Dataset listings of figures:
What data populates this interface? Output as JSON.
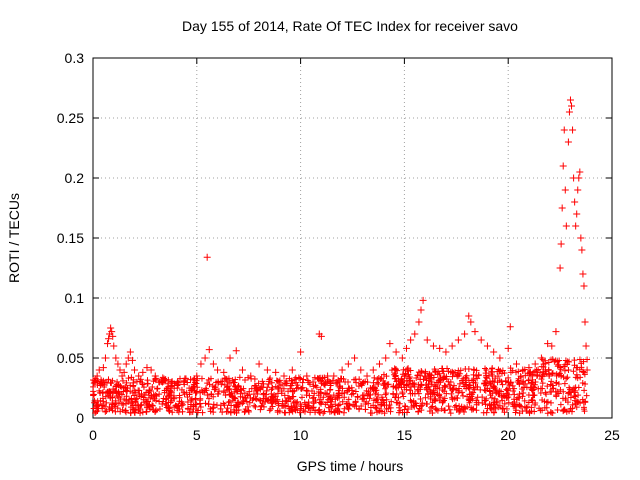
{
  "chart_data": {
    "type": "scatter",
    "title": "Day 155 of 2014, Rate Of TEC Index for receiver savo",
    "xlabel": "GPS time / hours",
    "ylabel": "ROTI / TECUs",
    "xlim": [
      0,
      25
    ],
    "ylim": [
      0,
      0.3
    ],
    "xticks": [
      0,
      5,
      10,
      15,
      20,
      25
    ],
    "yticks": [
      0,
      0.05,
      0.1,
      0.15,
      0.2,
      0.25,
      0.3
    ],
    "xtick_labels": [
      "0",
      "5",
      "10",
      "15",
      "20",
      "25"
    ],
    "ytick_labels": [
      "0",
      "0.05",
      "0.1",
      "0.15",
      "0.2",
      "0.25",
      "0.3"
    ],
    "grid": true,
    "marker": "+",
    "color": "#ff0000",
    "series": [
      {
        "name": "ROTI",
        "points": [
          [
            0.1,
            0.03
          ],
          [
            0.2,
            0.035
          ],
          [
            0.3,
            0.04
          ],
          [
            0.4,
            0.03
          ],
          [
            0.5,
            0.042
          ],
          [
            0.6,
            0.05
          ],
          [
            0.7,
            0.062
          ],
          [
            0.75,
            0.066
          ],
          [
            0.8,
            0.07
          ],
          [
            0.85,
            0.075
          ],
          [
            0.9,
            0.072
          ],
          [
            0.95,
            0.068
          ],
          [
            1.0,
            0.06
          ],
          [
            1.1,
            0.05
          ],
          [
            1.2,
            0.045
          ],
          [
            1.3,
            0.04
          ],
          [
            1.4,
            0.035
          ],
          [
            1.5,
            0.038
          ],
          [
            1.6,
            0.045
          ],
          [
            1.7,
            0.05
          ],
          [
            1.8,
            0.055
          ],
          [
            1.9,
            0.048
          ],
          [
            2.0,
            0.04
          ],
          [
            2.2,
            0.035
          ],
          [
            2.4,
            0.038
          ],
          [
            2.6,
            0.042
          ],
          [
            2.8,
            0.04
          ],
          [
            3.0,
            0.035
          ],
          [
            3.2,
            0.03
          ],
          [
            3.5,
            0.032
          ],
          [
            3.8,
            0.03
          ],
          [
            4.1,
            0.028
          ],
          [
            4.4,
            0.03
          ],
          [
            4.7,
            0.032
          ],
          [
            5.0,
            0.035
          ],
          [
            5.2,
            0.045
          ],
          [
            5.4,
            0.05
          ],
          [
            5.5,
            0.134
          ],
          [
            5.6,
            0.057
          ],
          [
            5.8,
            0.045
          ],
          [
            6.0,
            0.04
          ],
          [
            6.3,
            0.038
          ],
          [
            6.6,
            0.05
          ],
          [
            6.9,
            0.056
          ],
          [
            7.2,
            0.04
          ],
          [
            7.6,
            0.035
          ],
          [
            8.0,
            0.045
          ],
          [
            8.4,
            0.04
          ],
          [
            8.8,
            0.038
          ],
          [
            9.2,
            0.035
          ],
          [
            9.6,
            0.04
          ],
          [
            10.0,
            0.055
          ],
          [
            10.3,
            0.035
          ],
          [
            10.6,
            0.03
          ],
          [
            10.9,
            0.07
          ],
          [
            11.0,
            0.068
          ],
          [
            11.3,
            0.035
          ],
          [
            11.6,
            0.035
          ],
          [
            12.0,
            0.04
          ],
          [
            12.3,
            0.045
          ],
          [
            12.6,
            0.05
          ],
          [
            12.9,
            0.04
          ],
          [
            13.2,
            0.035
          ],
          [
            13.5,
            0.04
          ],
          [
            13.8,
            0.045
          ],
          [
            14.1,
            0.05
          ],
          [
            14.3,
            0.062
          ],
          [
            14.6,
            0.055
          ],
          [
            14.9,
            0.05
          ],
          [
            15.1,
            0.058
          ],
          [
            15.3,
            0.065
          ],
          [
            15.5,
            0.07
          ],
          [
            15.7,
            0.08
          ],
          [
            15.8,
            0.09
          ],
          [
            15.9,
            0.098
          ],
          [
            16.1,
            0.065
          ],
          [
            16.4,
            0.06
          ],
          [
            16.7,
            0.058
          ],
          [
            17.0,
            0.055
          ],
          [
            17.3,
            0.06
          ],
          [
            17.6,
            0.065
          ],
          [
            17.9,
            0.07
          ],
          [
            18.1,
            0.085
          ],
          [
            18.2,
            0.08
          ],
          [
            18.4,
            0.072
          ],
          [
            18.7,
            0.065
          ],
          [
            19.0,
            0.06
          ],
          [
            19.3,
            0.055
          ],
          [
            19.6,
            0.05
          ],
          [
            20.0,
            0.058
          ],
          [
            20.1,
            0.076
          ],
          [
            20.4,
            0.045
          ],
          [
            20.7,
            0.04
          ],
          [
            21.0,
            0.042
          ],
          [
            21.3,
            0.045
          ],
          [
            21.6,
            0.05
          ],
          [
            21.9,
            0.062
          ],
          [
            22.1,
            0.06
          ],
          [
            22.3,
            0.072
          ],
          [
            22.5,
            0.125
          ],
          [
            22.55,
            0.145
          ],
          [
            22.6,
            0.175
          ],
          [
            22.65,
            0.21
          ],
          [
            22.7,
            0.24
          ],
          [
            22.75,
            0.19
          ],
          [
            22.8,
            0.16
          ],
          [
            22.9,
            0.23
          ],
          [
            22.95,
            0.255
          ],
          [
            23.0,
            0.265
          ],
          [
            23.05,
            0.26
          ],
          [
            23.1,
            0.24
          ],
          [
            23.15,
            0.2
          ],
          [
            23.2,
            0.18
          ],
          [
            23.25,
            0.16
          ],
          [
            23.3,
            0.17
          ],
          [
            23.35,
            0.19
          ],
          [
            23.4,
            0.2
          ],
          [
            23.45,
            0.205
          ],
          [
            23.5,
            0.15
          ],
          [
            23.55,
            0.14
          ],
          [
            23.6,
            0.12
          ],
          [
            23.65,
            0.11
          ],
          [
            23.7,
            0.08
          ],
          [
            23.75,
            0.06
          ],
          [
            23.8,
            0.04
          ]
        ]
      }
    ]
  }
}
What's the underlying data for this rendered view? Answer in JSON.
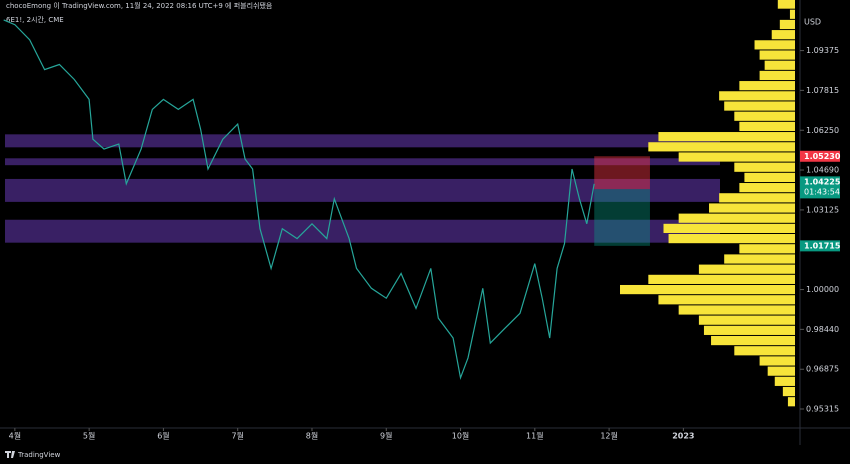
{
  "header": {
    "attribution": "chocoEmong 이 TradingView.com, 11월 24, 2022 08:16 UTC+9 에 퍼블리쉬됐음",
    "symbol": "6E1!, 2시간, CME",
    "currency": "USD",
    "brand": "TradingView"
  },
  "chart_data": {
    "type": "line",
    "color": "#26a69a",
    "x": [
      3.85,
      4.0,
      4.2,
      4.4,
      4.6,
      4.8,
      5.0,
      5.05,
      5.2,
      5.4,
      5.5,
      5.7,
      5.85,
      6.0,
      6.2,
      6.4,
      6.5,
      6.6,
      6.8,
      7.0,
      7.1,
      7.2,
      7.3,
      7.45,
      7.6,
      7.8,
      8.0,
      8.2,
      8.3,
      8.5,
      8.6,
      8.8,
      9.0,
      9.2,
      9.4,
      9.6,
      9.7,
      9.9,
      10.0,
      10.1,
      10.3,
      10.4,
      10.6,
      10.8,
      11.0,
      11.1,
      11.2,
      11.3,
      11.4,
      11.5,
      11.6,
      11.7,
      11.8
    ],
    "values": [
      1.1058,
      1.1039,
      1.098,
      1.0863,
      1.0883,
      1.0824,
      1.0746,
      1.059,
      1.0551,
      1.0571,
      1.0415,
      1.0551,
      1.0707,
      1.0746,
      1.0707,
      1.0746,
      1.0629,
      1.0473,
      1.059,
      1.0649,
      1.0512,
      1.0473,
      1.0239,
      1.0083,
      1.0239,
      1.02,
      1.0258,
      1.02,
      1.0356,
      1.02,
      1.0083,
      1.0005,
      0.9966,
      1.0063,
      0.9926,
      1.0083,
      0.9888,
      0.981,
      0.9654,
      0.9732,
      1.0005,
      0.979,
      0.9849,
      0.9907,
      1.0102,
      0.9966,
      0.981,
      1.0083,
      1.018,
      1.0473,
      1.0356,
      1.0258,
      1.0415
    ],
    "xlim": [
      3.8,
      14.57
    ],
    "xticks": [
      {
        "value": 4,
        "label": "4월"
      },
      {
        "value": 5,
        "label": "5월"
      },
      {
        "value": 6,
        "label": "6월"
      },
      {
        "value": 7,
        "label": "7월"
      },
      {
        "value": 8,
        "label": "8월"
      },
      {
        "value": 9,
        "label": "9월"
      },
      {
        "value": 10,
        "label": "10월"
      },
      {
        "value": 11,
        "label": "11월"
      },
      {
        "value": 12,
        "label": "12월"
      },
      {
        "value": 13,
        "label": "2023"
      }
    ],
    "ylim": [
      0.9457,
      1.1136
    ],
    "yticks": [
      1.09375,
      1.07815,
      {
        "value": 1.0625,
        "label": "1.06250"
      },
      {
        "value": 1.0469,
        "label": "1.04690"
      },
      1.03125,
      {
        "value": 1.0,
        "label": "1.00000"
      },
      {
        "value": 0.9844,
        "label": "0.98440"
      },
      0.96875,
      0.95315
    ],
    "zones": [
      [
        1.0609,
        1.0558
      ],
      [
        1.0515,
        1.0488
      ],
      [
        1.0434,
        1.0344
      ],
      [
        1.0274,
        1.0184
      ]
    ],
    "zone_color": "rgba(103,58,183,0.55)",
    "position": {
      "x": [
        11.8,
        12.55
      ],
      "stop": 1.0523,
      "entry": 1.0394,
      "target": 1.01715
    },
    "profile": {
      "color": "#f7e43a",
      "prices": [
        1.112,
        1.108,
        1.104,
        1.1,
        1.096,
        1.092,
        1.088,
        1.084,
        1.08,
        1.076,
        1.072,
        1.068,
        1.064,
        1.06,
        1.056,
        1.052,
        1.048,
        1.044,
        1.04,
        1.036,
        1.032,
        1.028,
        1.024,
        1.02,
        1.016,
        1.012,
        1.008,
        1.004,
        1.0,
        0.996,
        0.992,
        0.988,
        0.984,
        0.98,
        0.976,
        0.972,
        0.968,
        0.964,
        0.96,
        0.956
      ],
      "volumes": [
        17,
        5,
        15,
        23,
        40,
        35,
        30,
        35,
        55,
        75,
        70,
        60,
        55,
        135,
        145,
        115,
        60,
        50,
        55,
        75,
        85,
        115,
        130,
        125,
        55,
        70,
        95,
        145,
        173,
        135,
        115,
        95,
        90,
        83,
        60,
        35,
        27,
        20,
        12,
        7
      ]
    },
    "price_labels": [
      {
        "value": 1.0523,
        "label": "1.05230",
        "color": "#f23645"
      },
      {
        "value": 1.04225,
        "label": "1.04225",
        "sub": "01:43:54",
        "color": "#089981"
      },
      {
        "value": 1.01715,
        "label": "1.01715",
        "color": "#089981"
      }
    ]
  }
}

_Exercise objective_
Where does the word "this" appear? Return each line that holds it.

_Reply_
What data populates this interface? Output as JSON.
What's the underlying data for this rendered view? Answer in JSON.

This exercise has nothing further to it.